● Text block

    Like it or not, if you care about ranking you can't go in blind. And since the majority of the world does care about ranking, if you ever need to recruit then you need to care about ranking.

    ReplyDelete
  8. While I'm not going to disagree with your viewpoint, since it's certainly understandable and valid, I personally would just find it a little silly to always (or even just usually) go without seeing at least some prior details, because in the end, you're mostly just spending time to discover things that have already been done.

    Isn't this one of the things the Internet was designed for? Spreading information about what does and doesn't work so that needless effort isn't wasted on duplication?

    Of course, that said, even the strats already put out aren't infallible. Instead of making the game being to develop the -entire- strategy yourself, why not make it that you are bending it to your own raid comp? It's very unlikely that you have the exact same setup as the dudes who wrote it, after all. I know we've had to spend a lot of time refining and adjusting strategies from Tankspot and other sites in my guild, which isn't that much different from going in "blind".

    After all, even if you aren't following a strategy from some boss guide, you're still going to run from the default strategy of "tank and spank" until you discover that things don't quite work that way.


    That said, we still had some fun in Heroic ToC because we tried to run everything like normal, and finding out that things didn't quite work that way. "Wait, why are the jormungars out? Gormok isn't dead yet.", "Why is the portal still up and spawning Maidens?", and my favourite "Uh, the ice spheres aren't respawning."

    ReplyDelete
  9. [quote]Best of luck and opportunity for future blindness![/quote]

    /agree

    ReplyDelete
  10. Interesting that you posted this since wow.com just posted an Breakfast Topic article on the very same subject.

    http://www.wow.com/2009/12/02/breakfast-topic-running-progression-raids-blind/

    My husband and I run a small 10-man guild that does raid blind. Obviously, we're not on the cutting edge of progression, but we enjoy figuring out the fights on our own. It reminds me of solving adventure game puzzles without peeking at a walkthrough!

    ReplyDelete
  11. Heh, the wow.com article actually links to this one. It's not really a coincidence.

    ReplyDelete
  12. Um i did the achievement with my guild 10 man raid we did the achievement and it took around 5 trys. fighting blind is fun for certain raids (including ulduar, dieing is one of the aspects.

● Extracted data
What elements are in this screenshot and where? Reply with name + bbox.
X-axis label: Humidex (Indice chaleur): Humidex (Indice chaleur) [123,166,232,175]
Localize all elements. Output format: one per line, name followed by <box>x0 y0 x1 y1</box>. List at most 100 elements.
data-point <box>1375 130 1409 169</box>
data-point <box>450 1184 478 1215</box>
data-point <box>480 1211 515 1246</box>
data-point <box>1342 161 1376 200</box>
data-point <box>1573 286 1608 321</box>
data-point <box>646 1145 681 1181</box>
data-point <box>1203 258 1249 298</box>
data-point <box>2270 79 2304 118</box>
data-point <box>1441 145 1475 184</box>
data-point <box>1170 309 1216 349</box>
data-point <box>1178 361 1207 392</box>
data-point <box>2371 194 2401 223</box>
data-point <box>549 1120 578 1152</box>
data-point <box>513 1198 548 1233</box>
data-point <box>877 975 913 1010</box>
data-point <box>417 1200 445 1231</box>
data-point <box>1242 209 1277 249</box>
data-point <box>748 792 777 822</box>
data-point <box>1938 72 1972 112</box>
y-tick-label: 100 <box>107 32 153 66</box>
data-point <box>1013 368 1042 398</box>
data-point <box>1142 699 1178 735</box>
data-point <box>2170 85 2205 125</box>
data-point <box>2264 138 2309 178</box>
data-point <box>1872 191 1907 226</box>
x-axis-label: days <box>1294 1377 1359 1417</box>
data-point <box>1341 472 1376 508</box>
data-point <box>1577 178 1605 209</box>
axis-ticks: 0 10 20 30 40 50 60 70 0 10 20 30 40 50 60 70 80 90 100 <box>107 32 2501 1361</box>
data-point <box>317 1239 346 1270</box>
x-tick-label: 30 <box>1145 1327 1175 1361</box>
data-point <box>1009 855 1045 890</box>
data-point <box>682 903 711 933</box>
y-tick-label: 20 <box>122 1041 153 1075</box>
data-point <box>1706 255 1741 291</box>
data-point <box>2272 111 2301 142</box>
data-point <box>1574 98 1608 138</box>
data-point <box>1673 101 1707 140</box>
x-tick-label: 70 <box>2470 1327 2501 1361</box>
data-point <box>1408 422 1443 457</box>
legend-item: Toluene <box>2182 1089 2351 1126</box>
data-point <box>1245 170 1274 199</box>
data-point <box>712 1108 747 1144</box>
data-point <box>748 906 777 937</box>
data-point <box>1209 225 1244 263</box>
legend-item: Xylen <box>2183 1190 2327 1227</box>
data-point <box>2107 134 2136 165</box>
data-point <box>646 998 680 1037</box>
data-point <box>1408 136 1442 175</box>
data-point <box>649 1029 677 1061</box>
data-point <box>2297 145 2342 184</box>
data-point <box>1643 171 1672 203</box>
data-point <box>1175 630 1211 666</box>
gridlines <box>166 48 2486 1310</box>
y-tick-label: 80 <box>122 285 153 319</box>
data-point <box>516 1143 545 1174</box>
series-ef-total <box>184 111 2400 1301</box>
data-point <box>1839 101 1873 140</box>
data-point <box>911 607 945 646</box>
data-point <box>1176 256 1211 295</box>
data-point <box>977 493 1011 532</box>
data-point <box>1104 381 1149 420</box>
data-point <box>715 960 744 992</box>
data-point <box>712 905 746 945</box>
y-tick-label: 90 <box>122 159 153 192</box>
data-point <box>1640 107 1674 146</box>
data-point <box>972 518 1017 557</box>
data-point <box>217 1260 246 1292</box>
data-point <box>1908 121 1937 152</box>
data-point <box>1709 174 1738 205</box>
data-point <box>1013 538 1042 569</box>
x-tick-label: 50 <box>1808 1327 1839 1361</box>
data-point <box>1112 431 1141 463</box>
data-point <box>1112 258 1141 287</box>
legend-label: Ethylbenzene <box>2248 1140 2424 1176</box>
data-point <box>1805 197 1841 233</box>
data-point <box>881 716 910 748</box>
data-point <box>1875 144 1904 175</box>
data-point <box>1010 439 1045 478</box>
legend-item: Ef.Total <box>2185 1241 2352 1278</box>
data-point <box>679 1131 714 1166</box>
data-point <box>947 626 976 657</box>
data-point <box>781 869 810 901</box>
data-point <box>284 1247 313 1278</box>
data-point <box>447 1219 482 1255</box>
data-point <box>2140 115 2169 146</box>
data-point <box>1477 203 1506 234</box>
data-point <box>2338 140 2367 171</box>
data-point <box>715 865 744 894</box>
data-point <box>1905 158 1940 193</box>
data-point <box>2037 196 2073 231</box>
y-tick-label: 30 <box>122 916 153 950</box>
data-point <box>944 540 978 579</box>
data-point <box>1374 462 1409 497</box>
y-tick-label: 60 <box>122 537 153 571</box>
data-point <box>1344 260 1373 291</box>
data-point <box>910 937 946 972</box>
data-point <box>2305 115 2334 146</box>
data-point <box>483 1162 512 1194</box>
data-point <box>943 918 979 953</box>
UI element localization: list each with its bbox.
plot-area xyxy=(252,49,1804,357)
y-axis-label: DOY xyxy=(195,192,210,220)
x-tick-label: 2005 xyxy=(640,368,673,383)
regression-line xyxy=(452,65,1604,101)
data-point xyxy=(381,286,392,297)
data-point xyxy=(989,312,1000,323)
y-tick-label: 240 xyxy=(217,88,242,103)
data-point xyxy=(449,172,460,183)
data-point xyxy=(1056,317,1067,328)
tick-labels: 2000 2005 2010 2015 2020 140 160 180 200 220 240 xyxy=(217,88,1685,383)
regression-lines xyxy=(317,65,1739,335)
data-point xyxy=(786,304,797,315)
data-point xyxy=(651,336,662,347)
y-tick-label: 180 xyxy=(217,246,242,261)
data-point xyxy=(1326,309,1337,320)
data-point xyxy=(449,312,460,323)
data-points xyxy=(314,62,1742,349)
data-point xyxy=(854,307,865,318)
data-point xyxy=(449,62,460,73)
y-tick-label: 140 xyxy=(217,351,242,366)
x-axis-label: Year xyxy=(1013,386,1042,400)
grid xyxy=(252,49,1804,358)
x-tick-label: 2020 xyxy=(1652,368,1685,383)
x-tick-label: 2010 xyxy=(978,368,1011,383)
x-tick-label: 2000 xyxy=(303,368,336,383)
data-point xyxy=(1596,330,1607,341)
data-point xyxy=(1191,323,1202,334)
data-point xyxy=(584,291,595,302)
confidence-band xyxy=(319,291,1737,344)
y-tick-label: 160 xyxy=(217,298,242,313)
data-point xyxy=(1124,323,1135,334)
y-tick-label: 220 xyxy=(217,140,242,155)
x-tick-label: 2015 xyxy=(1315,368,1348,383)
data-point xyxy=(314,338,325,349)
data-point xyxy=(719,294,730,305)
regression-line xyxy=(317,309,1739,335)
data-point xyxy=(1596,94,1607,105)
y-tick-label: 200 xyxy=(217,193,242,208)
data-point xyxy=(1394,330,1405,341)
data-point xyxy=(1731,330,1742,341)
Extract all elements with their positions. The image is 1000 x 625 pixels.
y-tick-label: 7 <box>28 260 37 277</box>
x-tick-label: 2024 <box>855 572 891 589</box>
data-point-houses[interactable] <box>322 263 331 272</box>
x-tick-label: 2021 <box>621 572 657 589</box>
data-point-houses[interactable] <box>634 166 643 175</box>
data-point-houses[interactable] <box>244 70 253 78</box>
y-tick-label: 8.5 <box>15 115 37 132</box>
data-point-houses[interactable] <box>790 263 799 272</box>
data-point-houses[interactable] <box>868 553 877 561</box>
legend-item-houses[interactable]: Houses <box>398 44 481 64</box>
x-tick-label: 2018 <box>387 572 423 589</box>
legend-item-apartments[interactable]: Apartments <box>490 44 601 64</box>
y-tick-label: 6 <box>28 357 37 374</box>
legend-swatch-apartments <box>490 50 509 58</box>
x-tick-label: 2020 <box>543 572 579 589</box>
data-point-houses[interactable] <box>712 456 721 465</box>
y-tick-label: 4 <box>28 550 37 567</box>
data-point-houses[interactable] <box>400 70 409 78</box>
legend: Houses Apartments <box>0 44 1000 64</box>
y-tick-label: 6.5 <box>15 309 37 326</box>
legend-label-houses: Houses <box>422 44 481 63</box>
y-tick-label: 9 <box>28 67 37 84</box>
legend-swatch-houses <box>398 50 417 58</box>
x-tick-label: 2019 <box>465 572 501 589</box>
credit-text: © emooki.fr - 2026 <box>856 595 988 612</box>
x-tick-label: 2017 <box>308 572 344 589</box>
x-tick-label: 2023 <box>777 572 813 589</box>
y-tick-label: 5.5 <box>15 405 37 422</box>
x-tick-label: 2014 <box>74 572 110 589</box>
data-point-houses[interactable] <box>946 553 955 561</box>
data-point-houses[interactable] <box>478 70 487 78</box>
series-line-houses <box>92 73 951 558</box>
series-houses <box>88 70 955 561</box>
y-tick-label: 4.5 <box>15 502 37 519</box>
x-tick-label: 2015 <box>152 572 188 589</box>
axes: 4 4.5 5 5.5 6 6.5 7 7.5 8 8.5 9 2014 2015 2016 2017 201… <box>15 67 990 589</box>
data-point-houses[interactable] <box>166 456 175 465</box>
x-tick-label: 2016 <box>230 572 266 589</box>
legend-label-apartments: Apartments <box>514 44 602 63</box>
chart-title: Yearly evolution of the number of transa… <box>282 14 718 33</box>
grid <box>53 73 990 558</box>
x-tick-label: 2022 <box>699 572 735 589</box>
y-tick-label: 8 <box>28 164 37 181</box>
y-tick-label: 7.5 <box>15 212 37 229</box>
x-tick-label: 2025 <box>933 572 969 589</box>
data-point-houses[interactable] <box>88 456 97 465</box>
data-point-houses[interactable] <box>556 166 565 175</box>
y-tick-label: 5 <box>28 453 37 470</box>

● Tasks for this exercise
**1.** Retype everything in the comment thread on raiding blind from "Like it or not, if" down to "care about ranking.".
**2.** In the comment thread on raiding blind, what size of guild does the commenter who mentions a husband help run?
**3.** Carry on the comment thread on raiding blind from the point where it stops.
The rows are separate material and have no connection to the comment thread on raiding blind.

● Answers provided
**1.**
Like it or not, if you care about ranking you can't go in blind. And since the majority of the world does care about ranking, if you ever need to recruit then you need to care about ranking.

**2.** A small 10-man guild.

**3.**
    ReplyDelete
  13. My guild decided for this expansion we would do all the fights blind. We tell everyone not to read up on fights and although some do, they keep their mouths shut for the most part, although we rarely one shot bosses and instances on the first night they are out, we do quite well, and we have fun.

    Sure guild rankings are important but what does it really matter if you aren't #1. Have fun completing the instance not just having a number on some website that knows nothing about how much fun you're having.

    Now I will admit when we have lots of problems we do look up fights and make sure we aren't missing something important (like that a fusion punch dispell might miss)

    Good luck to you!

    ReplyDelete
  14. My GM has changed his raid strategy as well. In BC we were required to read up on fights and be prepared with consumables. This xpac we've done everything blind. Now most of the guild enjoys it for the first 2 attempts after that we 75% of the group get irritated. I wouldnt get irritated as much if didnt know that the guild actually took things seriously once upon a time. ToGC is hell the officers (main tank/GM) refuse to read up strats and take the time to learn how to use everyone to their full potential.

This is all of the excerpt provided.